→ **Given instruction**
Every line that includes the word "changes" is to be listed.

___ Listed entries

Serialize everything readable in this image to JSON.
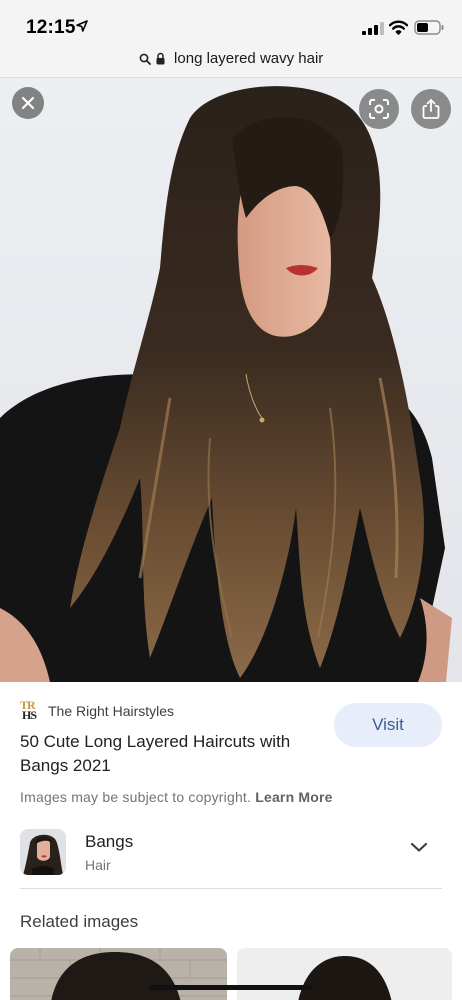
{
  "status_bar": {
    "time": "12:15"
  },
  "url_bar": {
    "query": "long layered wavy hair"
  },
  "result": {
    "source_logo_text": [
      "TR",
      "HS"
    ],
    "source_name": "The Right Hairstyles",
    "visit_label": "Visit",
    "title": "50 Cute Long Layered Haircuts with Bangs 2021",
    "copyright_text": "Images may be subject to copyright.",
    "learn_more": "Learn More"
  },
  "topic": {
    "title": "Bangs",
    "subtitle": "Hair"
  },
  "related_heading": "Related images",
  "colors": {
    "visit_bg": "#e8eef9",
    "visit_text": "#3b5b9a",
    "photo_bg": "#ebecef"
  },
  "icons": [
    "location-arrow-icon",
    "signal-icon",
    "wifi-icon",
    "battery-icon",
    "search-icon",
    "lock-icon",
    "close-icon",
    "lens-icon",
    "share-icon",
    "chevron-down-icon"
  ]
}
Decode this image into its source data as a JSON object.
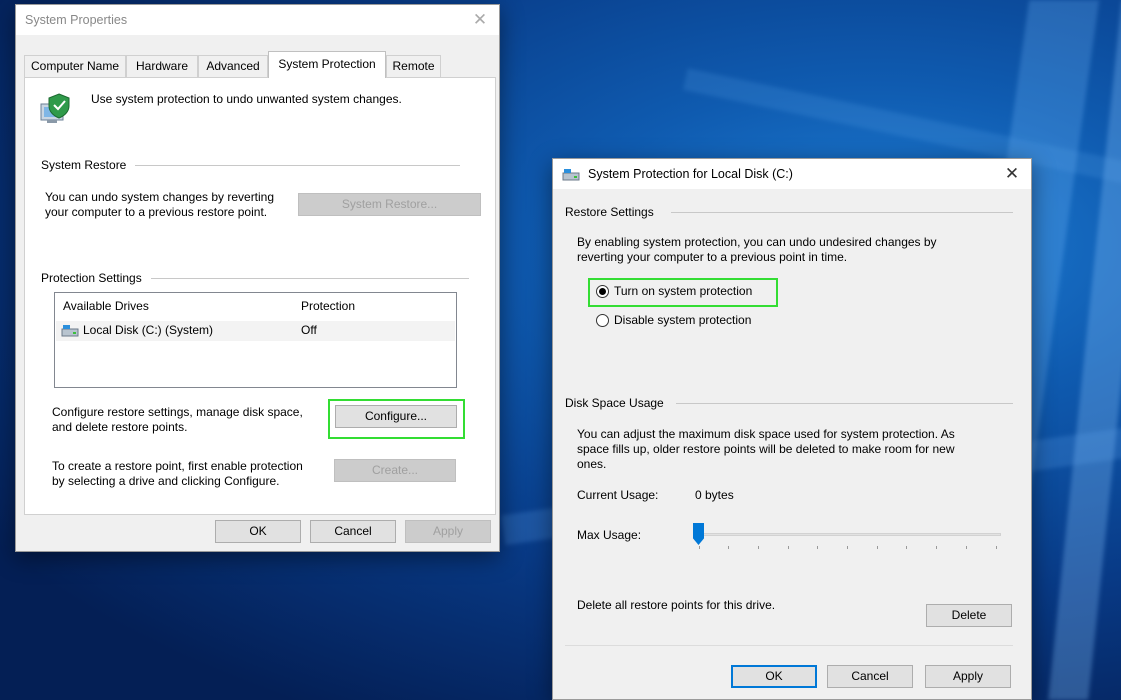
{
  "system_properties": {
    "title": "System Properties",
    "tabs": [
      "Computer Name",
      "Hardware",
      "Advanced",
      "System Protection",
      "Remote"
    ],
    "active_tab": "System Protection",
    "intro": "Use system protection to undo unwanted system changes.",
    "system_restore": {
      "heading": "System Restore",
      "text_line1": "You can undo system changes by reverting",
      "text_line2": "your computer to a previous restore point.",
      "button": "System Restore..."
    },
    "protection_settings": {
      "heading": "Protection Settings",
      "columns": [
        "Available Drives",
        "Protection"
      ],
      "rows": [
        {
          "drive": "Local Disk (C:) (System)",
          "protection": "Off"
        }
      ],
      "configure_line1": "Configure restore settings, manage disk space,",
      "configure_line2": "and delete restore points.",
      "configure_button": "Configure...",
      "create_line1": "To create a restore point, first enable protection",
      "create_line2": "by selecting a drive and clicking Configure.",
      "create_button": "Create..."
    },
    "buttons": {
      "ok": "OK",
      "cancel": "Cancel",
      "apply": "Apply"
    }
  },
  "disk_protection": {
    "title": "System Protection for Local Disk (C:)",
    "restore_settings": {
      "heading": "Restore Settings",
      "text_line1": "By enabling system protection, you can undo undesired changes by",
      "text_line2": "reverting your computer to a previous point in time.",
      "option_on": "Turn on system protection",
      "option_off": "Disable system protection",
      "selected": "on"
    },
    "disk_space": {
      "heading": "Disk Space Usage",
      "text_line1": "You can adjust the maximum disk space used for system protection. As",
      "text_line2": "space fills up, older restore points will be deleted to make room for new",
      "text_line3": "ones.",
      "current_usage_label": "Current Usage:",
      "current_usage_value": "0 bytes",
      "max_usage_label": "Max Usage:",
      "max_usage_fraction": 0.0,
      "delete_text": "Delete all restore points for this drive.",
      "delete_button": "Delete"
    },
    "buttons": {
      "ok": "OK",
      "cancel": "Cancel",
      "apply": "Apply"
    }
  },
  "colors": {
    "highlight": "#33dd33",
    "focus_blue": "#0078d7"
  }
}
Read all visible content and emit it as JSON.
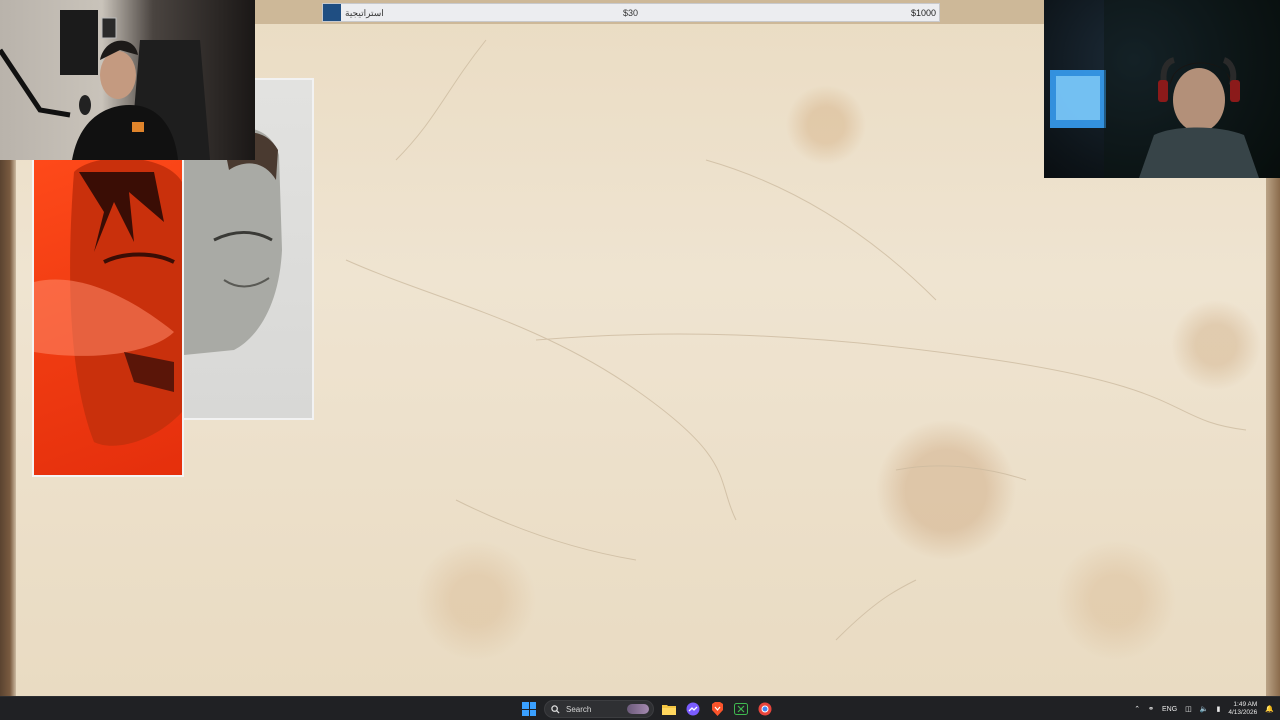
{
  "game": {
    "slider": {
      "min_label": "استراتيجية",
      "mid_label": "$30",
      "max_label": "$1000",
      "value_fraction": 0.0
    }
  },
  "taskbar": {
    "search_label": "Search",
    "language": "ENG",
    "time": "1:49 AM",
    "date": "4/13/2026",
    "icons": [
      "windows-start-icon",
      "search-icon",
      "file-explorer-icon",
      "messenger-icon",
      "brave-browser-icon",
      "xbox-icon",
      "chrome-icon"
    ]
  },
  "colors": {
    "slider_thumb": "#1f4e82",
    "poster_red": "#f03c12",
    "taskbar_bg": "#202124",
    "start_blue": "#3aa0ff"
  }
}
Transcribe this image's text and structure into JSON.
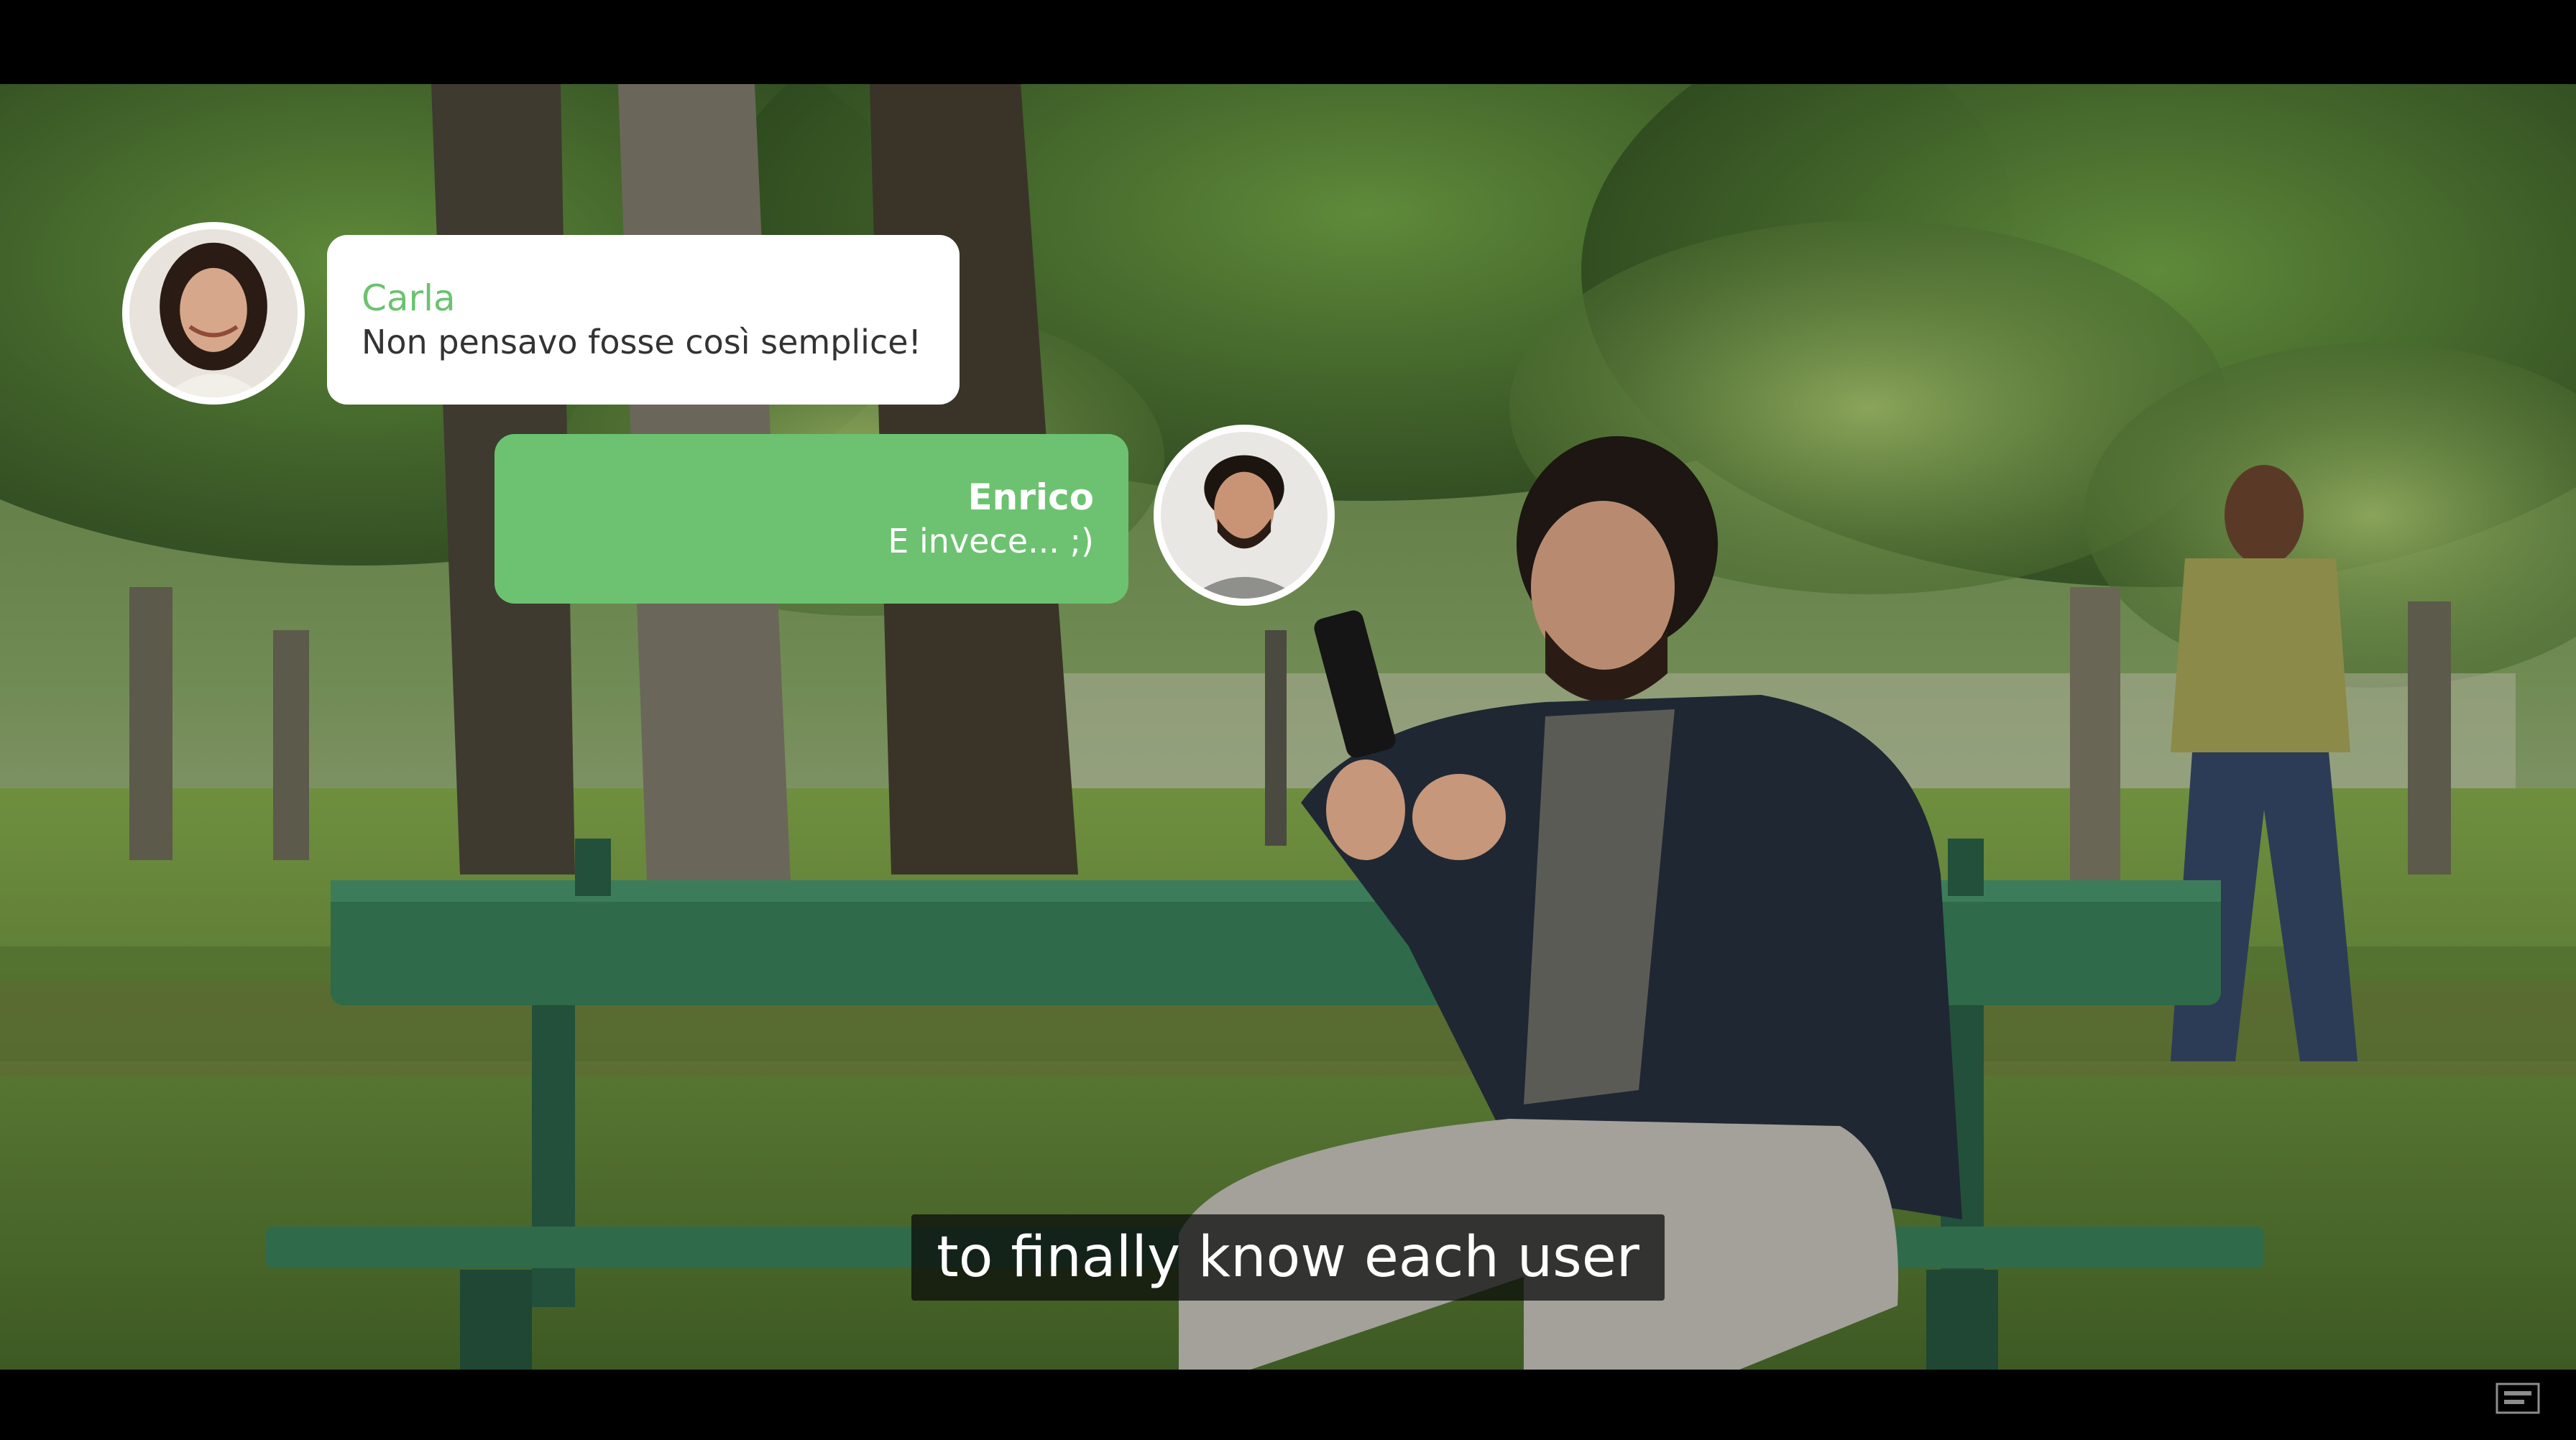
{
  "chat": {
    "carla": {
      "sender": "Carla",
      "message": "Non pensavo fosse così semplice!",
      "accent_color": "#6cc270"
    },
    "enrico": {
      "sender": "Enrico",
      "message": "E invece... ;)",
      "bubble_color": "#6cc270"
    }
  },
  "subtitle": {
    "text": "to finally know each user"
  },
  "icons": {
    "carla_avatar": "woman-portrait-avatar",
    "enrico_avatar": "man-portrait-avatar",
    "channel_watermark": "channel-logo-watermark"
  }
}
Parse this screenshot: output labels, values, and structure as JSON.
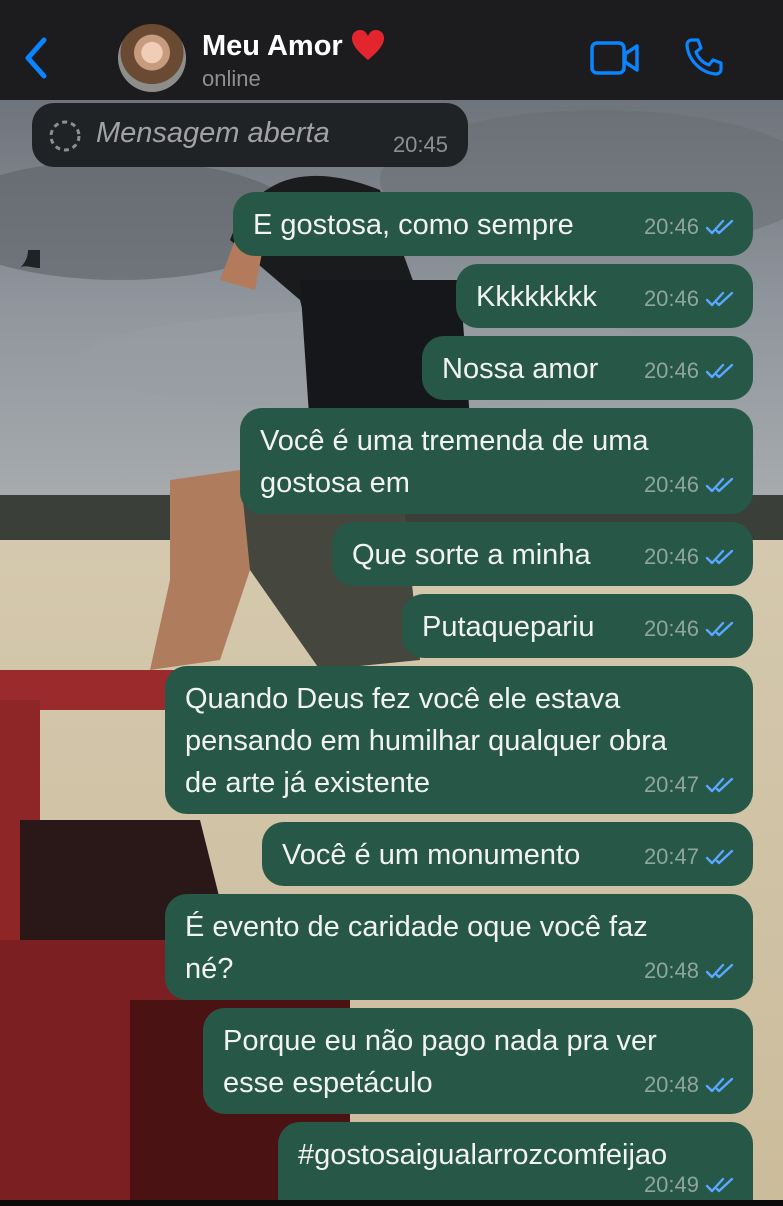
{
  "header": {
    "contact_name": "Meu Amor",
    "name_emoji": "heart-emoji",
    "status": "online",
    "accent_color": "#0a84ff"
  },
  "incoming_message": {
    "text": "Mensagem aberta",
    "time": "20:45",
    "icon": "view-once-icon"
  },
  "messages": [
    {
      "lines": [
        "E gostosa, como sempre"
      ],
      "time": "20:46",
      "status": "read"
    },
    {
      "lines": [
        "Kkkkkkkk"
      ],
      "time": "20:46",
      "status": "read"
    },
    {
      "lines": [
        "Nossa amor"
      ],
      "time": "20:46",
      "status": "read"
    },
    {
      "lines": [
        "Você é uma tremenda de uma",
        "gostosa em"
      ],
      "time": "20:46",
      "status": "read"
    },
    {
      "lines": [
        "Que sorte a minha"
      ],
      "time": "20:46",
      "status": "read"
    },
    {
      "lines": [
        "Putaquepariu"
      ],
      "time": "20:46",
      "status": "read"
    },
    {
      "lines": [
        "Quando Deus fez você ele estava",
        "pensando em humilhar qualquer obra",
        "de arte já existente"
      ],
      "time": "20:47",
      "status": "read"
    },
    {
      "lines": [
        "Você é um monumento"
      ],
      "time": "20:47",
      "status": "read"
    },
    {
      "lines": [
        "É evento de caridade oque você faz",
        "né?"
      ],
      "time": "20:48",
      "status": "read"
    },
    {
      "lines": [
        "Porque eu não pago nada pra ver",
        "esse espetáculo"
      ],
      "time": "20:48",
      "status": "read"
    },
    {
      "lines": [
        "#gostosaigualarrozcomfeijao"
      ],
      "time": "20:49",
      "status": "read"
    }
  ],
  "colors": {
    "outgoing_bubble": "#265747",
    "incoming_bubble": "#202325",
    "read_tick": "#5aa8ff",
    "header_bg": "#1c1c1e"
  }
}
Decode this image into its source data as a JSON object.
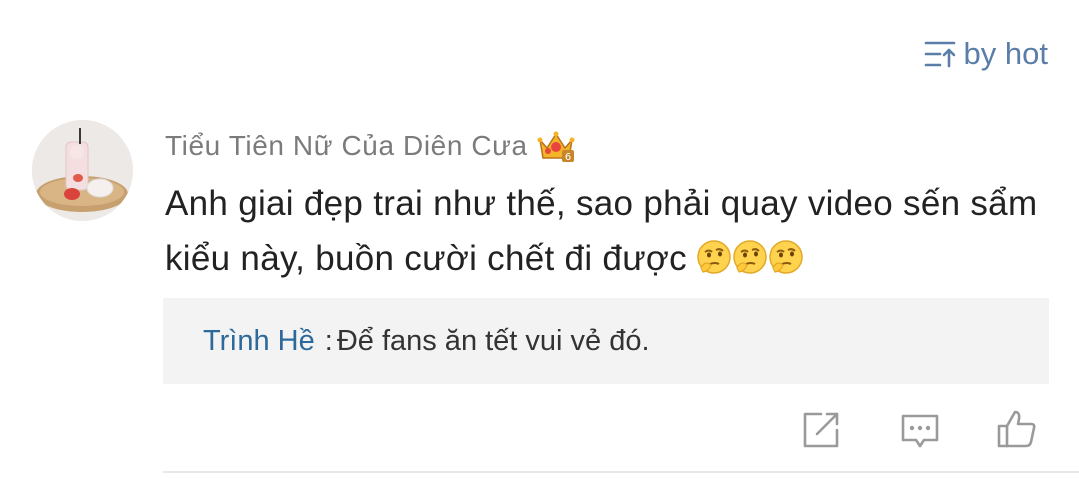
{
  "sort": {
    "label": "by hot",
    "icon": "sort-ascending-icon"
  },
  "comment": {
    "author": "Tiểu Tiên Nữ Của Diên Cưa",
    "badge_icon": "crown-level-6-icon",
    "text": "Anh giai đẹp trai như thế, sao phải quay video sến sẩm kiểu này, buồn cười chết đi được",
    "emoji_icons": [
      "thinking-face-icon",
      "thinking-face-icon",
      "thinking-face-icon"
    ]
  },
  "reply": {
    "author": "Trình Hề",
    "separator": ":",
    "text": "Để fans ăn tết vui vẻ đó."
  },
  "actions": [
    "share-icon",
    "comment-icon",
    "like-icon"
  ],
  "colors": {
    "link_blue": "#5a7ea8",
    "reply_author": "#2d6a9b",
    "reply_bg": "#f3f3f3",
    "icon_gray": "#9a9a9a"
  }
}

______

→ **The answer**
    "intro": "Use system protection to undo unwanted system changes.",
      "text_line1": "You can undo system changes by reverting",
      "text_line1": "By enabling system protection, you can undo undesired changes by",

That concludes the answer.